The problem: Search the records that follow and extract every line containing the string "JSON".

Figure content listings:
_____
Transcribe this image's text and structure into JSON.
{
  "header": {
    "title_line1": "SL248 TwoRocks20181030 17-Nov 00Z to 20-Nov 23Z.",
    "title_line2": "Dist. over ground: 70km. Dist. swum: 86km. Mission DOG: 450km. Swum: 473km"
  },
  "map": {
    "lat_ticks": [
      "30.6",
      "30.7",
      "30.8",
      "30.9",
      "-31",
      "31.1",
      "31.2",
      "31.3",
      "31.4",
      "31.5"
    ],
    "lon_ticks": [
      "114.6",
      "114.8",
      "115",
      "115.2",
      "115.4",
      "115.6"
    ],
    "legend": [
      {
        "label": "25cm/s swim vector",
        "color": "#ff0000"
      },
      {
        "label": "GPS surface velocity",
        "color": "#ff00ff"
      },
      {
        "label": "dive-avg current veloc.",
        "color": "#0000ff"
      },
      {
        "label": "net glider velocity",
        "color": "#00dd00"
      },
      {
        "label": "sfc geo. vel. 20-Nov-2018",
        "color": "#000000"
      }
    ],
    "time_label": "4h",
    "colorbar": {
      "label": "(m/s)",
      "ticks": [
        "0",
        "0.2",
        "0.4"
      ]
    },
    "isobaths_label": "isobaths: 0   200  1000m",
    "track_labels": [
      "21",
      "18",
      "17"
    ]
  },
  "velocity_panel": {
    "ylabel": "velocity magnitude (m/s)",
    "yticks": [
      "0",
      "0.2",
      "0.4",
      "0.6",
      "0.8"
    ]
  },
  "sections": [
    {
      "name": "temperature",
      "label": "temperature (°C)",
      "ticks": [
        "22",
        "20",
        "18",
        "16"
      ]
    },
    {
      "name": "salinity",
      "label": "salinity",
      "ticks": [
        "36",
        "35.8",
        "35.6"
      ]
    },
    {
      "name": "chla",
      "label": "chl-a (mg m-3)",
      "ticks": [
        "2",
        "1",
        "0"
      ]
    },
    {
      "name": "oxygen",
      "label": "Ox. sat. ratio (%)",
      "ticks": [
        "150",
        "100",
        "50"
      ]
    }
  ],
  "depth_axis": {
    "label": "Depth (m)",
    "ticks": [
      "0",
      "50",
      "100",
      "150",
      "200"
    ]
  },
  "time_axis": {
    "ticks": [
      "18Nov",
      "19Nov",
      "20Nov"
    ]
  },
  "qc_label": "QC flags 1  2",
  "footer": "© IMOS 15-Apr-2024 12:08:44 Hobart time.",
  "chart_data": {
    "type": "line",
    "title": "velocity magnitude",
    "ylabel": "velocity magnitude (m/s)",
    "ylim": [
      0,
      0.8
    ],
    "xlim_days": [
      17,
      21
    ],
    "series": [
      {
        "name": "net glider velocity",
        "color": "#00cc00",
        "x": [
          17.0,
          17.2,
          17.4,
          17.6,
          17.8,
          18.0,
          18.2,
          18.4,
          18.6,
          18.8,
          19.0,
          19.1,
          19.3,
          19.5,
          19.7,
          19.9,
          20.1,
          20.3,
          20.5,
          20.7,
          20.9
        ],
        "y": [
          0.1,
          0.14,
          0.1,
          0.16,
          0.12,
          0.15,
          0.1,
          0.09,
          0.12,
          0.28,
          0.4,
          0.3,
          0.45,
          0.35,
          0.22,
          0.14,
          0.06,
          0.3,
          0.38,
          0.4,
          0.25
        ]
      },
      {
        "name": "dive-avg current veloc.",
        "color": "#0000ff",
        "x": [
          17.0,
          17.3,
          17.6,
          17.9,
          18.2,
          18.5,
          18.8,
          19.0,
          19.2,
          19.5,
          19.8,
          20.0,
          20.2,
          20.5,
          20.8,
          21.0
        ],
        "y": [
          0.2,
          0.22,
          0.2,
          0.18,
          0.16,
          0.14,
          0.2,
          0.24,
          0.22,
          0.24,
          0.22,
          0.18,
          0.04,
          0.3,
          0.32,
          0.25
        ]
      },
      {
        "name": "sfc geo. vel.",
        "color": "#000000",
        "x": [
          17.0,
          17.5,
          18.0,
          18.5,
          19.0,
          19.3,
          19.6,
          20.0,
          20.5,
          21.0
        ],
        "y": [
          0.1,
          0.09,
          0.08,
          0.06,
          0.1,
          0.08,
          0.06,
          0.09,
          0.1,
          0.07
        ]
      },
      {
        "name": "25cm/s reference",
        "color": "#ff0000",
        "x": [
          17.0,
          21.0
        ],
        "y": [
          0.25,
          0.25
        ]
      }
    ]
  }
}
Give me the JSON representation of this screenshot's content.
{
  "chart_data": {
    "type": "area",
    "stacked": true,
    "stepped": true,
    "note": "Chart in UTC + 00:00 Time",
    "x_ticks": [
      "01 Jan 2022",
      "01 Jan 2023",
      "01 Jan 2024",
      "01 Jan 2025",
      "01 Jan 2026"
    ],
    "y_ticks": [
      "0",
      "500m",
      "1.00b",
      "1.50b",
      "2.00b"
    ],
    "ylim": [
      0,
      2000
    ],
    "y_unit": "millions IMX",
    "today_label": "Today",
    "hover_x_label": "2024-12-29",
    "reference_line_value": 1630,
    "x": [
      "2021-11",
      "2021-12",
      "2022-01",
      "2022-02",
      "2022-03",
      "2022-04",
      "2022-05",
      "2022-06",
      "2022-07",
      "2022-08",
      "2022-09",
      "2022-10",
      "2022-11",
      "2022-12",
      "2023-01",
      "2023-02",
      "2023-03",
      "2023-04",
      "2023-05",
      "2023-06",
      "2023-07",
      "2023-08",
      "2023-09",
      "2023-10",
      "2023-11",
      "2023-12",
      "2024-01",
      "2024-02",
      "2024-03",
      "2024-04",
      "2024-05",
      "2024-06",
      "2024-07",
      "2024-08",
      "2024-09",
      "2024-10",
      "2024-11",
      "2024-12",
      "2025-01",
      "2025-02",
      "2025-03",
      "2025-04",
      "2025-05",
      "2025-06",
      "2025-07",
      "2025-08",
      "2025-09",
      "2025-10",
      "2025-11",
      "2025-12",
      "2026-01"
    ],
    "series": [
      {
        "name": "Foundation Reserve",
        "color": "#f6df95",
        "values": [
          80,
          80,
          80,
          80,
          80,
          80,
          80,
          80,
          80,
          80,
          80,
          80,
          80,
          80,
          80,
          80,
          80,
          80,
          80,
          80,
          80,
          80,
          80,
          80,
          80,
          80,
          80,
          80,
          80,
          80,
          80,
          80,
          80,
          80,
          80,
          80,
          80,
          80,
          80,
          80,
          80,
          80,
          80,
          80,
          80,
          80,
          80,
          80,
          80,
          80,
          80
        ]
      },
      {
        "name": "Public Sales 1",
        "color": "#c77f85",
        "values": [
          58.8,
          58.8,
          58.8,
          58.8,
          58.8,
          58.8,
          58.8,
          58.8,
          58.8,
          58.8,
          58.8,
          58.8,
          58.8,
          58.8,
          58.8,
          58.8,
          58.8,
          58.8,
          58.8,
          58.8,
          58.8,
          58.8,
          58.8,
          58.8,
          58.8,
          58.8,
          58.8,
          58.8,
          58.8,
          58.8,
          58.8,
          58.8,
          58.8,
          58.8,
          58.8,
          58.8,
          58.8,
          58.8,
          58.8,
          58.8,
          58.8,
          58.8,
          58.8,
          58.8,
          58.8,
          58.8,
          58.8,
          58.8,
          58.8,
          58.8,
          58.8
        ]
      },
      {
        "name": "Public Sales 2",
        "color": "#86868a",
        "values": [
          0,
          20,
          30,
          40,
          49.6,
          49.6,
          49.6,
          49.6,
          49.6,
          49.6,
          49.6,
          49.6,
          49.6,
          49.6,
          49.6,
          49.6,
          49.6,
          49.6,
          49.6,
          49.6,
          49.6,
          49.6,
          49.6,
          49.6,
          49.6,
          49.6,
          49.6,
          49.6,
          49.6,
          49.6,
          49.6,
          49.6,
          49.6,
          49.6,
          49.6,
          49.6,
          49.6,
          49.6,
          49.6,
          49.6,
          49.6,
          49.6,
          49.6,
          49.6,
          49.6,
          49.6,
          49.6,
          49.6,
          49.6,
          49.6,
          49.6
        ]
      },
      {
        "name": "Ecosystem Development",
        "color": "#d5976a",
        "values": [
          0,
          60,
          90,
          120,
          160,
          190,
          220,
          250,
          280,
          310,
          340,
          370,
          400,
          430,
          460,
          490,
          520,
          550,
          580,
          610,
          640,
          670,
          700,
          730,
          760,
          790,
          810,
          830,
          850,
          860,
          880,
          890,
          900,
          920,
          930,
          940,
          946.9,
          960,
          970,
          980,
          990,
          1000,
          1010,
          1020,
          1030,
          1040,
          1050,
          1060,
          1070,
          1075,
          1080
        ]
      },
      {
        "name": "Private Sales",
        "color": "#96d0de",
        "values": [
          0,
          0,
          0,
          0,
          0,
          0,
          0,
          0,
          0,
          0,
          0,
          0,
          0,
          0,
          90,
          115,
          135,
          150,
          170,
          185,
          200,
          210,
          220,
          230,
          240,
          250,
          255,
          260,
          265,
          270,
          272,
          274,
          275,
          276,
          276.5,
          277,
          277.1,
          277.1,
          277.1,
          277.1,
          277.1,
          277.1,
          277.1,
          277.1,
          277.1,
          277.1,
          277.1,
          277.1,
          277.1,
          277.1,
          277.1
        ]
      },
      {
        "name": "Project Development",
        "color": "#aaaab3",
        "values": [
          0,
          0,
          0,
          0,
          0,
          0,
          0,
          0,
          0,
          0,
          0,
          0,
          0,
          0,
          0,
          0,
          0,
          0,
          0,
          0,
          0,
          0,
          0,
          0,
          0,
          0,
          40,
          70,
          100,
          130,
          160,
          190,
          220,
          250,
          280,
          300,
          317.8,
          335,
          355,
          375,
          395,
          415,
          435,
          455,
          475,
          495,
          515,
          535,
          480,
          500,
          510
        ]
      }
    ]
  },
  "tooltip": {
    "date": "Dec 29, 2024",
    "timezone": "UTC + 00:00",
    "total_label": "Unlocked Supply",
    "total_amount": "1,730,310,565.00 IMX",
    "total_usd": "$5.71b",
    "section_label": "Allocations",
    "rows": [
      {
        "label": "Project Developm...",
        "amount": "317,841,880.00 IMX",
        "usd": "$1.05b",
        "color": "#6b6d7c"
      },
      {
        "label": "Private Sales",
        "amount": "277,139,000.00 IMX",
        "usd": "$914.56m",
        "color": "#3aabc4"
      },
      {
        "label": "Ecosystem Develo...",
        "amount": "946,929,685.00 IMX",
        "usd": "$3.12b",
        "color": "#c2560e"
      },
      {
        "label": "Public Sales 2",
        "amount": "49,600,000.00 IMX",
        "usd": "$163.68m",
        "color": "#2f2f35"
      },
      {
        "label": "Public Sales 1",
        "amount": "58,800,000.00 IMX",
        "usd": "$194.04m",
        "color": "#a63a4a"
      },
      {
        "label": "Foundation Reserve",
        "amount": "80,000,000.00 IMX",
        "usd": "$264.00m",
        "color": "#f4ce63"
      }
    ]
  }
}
_____
Complete answer:
Transcribe this image's text and structure into JSON.
Give me the JSON representation of this screenshot's content.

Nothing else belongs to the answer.